> Problem
Return every entry exactly as written.

Dataset entries on figures
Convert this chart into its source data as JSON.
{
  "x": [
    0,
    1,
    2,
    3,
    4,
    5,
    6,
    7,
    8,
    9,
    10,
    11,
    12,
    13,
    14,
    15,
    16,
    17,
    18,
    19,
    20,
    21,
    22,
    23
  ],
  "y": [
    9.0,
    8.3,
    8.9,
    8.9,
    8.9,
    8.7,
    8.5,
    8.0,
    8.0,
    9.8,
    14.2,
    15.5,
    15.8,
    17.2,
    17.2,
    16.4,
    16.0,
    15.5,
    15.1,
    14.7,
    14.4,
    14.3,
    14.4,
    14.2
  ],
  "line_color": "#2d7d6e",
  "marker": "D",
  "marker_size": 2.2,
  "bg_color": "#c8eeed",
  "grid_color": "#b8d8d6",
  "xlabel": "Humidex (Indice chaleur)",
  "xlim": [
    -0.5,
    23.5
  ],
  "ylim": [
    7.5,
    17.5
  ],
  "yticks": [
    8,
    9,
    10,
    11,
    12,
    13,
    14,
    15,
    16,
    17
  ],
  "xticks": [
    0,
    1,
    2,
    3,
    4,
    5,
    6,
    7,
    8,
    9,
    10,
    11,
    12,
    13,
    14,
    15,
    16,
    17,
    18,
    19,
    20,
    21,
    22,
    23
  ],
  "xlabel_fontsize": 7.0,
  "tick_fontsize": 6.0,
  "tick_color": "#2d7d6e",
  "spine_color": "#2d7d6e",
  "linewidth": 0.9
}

> Written answer
Convert this chart into its source data as JSON.
{
  "x": [
    0,
    1,
    2,
    3,
    4,
    5,
    6,
    7,
    8,
    9,
    10,
    11,
    12,
    13,
    14,
    15,
    16,
    17,
    18,
    19,
    20,
    21,
    22,
    23
  ],
  "y": [
    9.0,
    8.3,
    8.9,
    8.9,
    8.9,
    8.7,
    8.5,
    8.0,
    8.0,
    9.8,
    14.2,
    15.5,
    15.8,
    17.2,
    17.2,
    16.4,
    16.0,
    15.5,
    15.1,
    14.7,
    14.4,
    14.3,
    14.4,
    14.2
  ],
  "line_color": "#2d7d6e",
  "marker": "D",
  "marker_size": 2.2,
  "bg_color": "#c8eeed",
  "grid_color": "#b8d8d6",
  "xlabel": "Humidex (Indice chaleur)",
  "xlim": [
    -0.5,
    23.5
  ],
  "ylim": [
    7.5,
    17.5
  ],
  "yticks": [
    8,
    9,
    10,
    11,
    12,
    13,
    14,
    15,
    16,
    17
  ],
  "xticks": [
    0,
    1,
    2,
    3,
    4,
    5,
    6,
    7,
    8,
    9,
    10,
    11,
    12,
    13,
    14,
    15,
    16,
    17,
    18,
    19,
    20,
    21,
    22,
    23
  ],
  "xlabel_fontsize": 7.0,
  "tick_fontsize": 6.0,
  "tick_color": "#2d7d6e",
  "spine_color": "#2d7d6e",
  "linewidth": 0.9
}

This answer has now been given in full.